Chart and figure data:
☆ ☆ ☆ ☆
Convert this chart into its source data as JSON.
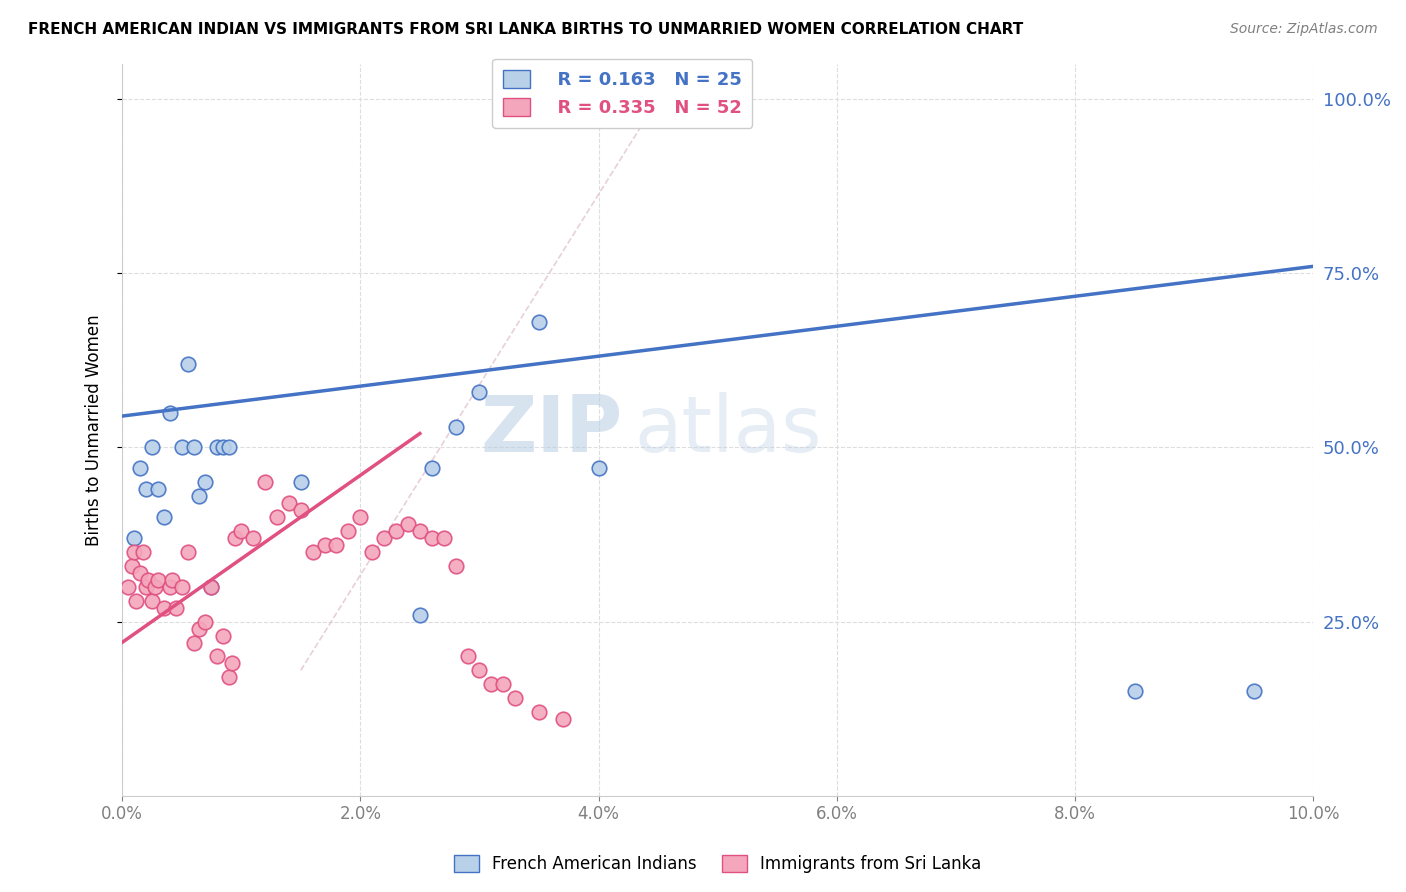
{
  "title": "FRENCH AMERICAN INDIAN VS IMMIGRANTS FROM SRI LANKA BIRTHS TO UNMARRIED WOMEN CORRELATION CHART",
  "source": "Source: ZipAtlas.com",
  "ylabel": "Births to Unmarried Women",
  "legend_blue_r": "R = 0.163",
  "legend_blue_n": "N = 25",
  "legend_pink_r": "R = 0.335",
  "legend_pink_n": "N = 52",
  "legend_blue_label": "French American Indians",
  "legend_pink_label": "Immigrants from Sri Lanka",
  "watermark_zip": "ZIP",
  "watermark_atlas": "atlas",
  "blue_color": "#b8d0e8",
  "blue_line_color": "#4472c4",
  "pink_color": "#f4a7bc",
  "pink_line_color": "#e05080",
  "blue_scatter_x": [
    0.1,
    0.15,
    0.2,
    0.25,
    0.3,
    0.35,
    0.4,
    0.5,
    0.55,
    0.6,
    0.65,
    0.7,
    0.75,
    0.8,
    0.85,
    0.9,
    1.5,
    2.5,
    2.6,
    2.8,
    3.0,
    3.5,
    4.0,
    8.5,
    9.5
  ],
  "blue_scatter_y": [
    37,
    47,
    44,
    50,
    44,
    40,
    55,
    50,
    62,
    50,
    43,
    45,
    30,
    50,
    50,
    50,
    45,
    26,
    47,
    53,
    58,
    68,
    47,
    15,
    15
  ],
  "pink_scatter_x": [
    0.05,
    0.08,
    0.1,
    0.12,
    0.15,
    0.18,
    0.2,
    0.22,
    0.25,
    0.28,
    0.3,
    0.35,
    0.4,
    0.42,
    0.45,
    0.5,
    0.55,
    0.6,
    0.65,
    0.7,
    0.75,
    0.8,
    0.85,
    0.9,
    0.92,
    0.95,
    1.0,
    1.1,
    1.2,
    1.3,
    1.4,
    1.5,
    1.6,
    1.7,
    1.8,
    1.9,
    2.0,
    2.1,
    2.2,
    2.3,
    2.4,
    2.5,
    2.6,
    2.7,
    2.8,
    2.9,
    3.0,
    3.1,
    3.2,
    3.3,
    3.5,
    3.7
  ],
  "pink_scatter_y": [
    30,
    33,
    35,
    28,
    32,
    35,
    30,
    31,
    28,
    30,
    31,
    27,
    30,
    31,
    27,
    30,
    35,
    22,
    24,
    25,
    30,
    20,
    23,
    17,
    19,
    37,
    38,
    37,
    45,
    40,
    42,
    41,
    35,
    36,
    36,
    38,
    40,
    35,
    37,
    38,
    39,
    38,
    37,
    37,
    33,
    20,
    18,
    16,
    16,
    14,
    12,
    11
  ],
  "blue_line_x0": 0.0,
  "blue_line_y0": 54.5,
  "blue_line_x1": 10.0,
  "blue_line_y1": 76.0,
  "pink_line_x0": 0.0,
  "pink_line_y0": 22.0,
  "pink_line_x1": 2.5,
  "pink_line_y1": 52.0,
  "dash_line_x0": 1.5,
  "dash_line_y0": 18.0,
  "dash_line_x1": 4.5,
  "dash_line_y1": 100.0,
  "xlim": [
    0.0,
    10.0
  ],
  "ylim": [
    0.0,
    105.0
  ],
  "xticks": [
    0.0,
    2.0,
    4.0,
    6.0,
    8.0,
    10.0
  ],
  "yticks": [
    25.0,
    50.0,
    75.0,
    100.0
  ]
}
☆ ☆ ☆ ☆
### Exercise prompt
Quote the material exactly. Pictures stay out.

### Complete response
Convert this chart into its source data as JSON.
{
  "title": "FRENCH AMERICAN INDIAN VS IMMIGRANTS FROM SRI LANKA BIRTHS TO UNMARRIED WOMEN CORRELATION CHART",
  "source": "Source: ZipAtlas.com",
  "ylabel": "Births to Unmarried Women",
  "legend_blue_r": "R = 0.163",
  "legend_blue_n": "N = 25",
  "legend_pink_r": "R = 0.335",
  "legend_pink_n": "N = 52",
  "legend_blue_label": "French American Indians",
  "legend_pink_label": "Immigrants from Sri Lanka",
  "watermark_zip": "ZIP",
  "watermark_atlas": "atlas",
  "blue_color": "#b8d0e8",
  "blue_line_color": "#4472c4",
  "pink_color": "#f4a7bc",
  "pink_line_color": "#e05080",
  "blue_scatter_x": [
    0.1,
    0.15,
    0.2,
    0.25,
    0.3,
    0.35,
    0.4,
    0.5,
    0.55,
    0.6,
    0.65,
    0.7,
    0.75,
    0.8,
    0.85,
    0.9,
    1.5,
    2.5,
    2.6,
    2.8,
    3.0,
    3.5,
    4.0,
    8.5,
    9.5
  ],
  "blue_scatter_y": [
    37,
    47,
    44,
    50,
    44,
    40,
    55,
    50,
    62,
    50,
    43,
    45,
    30,
    50,
    50,
    50,
    45,
    26,
    47,
    53,
    58,
    68,
    47,
    15,
    15
  ],
  "pink_scatter_x": [
    0.05,
    0.08,
    0.1,
    0.12,
    0.15,
    0.18,
    0.2,
    0.22,
    0.25,
    0.28,
    0.3,
    0.35,
    0.4,
    0.42,
    0.45,
    0.5,
    0.55,
    0.6,
    0.65,
    0.7,
    0.75,
    0.8,
    0.85,
    0.9,
    0.92,
    0.95,
    1.0,
    1.1,
    1.2,
    1.3,
    1.4,
    1.5,
    1.6,
    1.7,
    1.8,
    1.9,
    2.0,
    2.1,
    2.2,
    2.3,
    2.4,
    2.5,
    2.6,
    2.7,
    2.8,
    2.9,
    3.0,
    3.1,
    3.2,
    3.3,
    3.5,
    3.7
  ],
  "pink_scatter_y": [
    30,
    33,
    35,
    28,
    32,
    35,
    30,
    31,
    28,
    30,
    31,
    27,
    30,
    31,
    27,
    30,
    35,
    22,
    24,
    25,
    30,
    20,
    23,
    17,
    19,
    37,
    38,
    37,
    45,
    40,
    42,
    41,
    35,
    36,
    36,
    38,
    40,
    35,
    37,
    38,
    39,
    38,
    37,
    37,
    33,
    20,
    18,
    16,
    16,
    14,
    12,
    11
  ],
  "blue_line_x0": 0.0,
  "blue_line_y0": 54.5,
  "blue_line_x1": 10.0,
  "blue_line_y1": 76.0,
  "pink_line_x0": 0.0,
  "pink_line_y0": 22.0,
  "pink_line_x1": 2.5,
  "pink_line_y1": 52.0,
  "dash_line_x0": 1.5,
  "dash_line_y0": 18.0,
  "dash_line_x1": 4.5,
  "dash_line_y1": 100.0,
  "xlim": [
    0.0,
    10.0
  ],
  "ylim": [
    0.0,
    105.0
  ],
  "xticks": [
    0.0,
    2.0,
    4.0,
    6.0,
    8.0,
    10.0
  ],
  "yticks": [
    25.0,
    50.0,
    75.0,
    100.0
  ]
}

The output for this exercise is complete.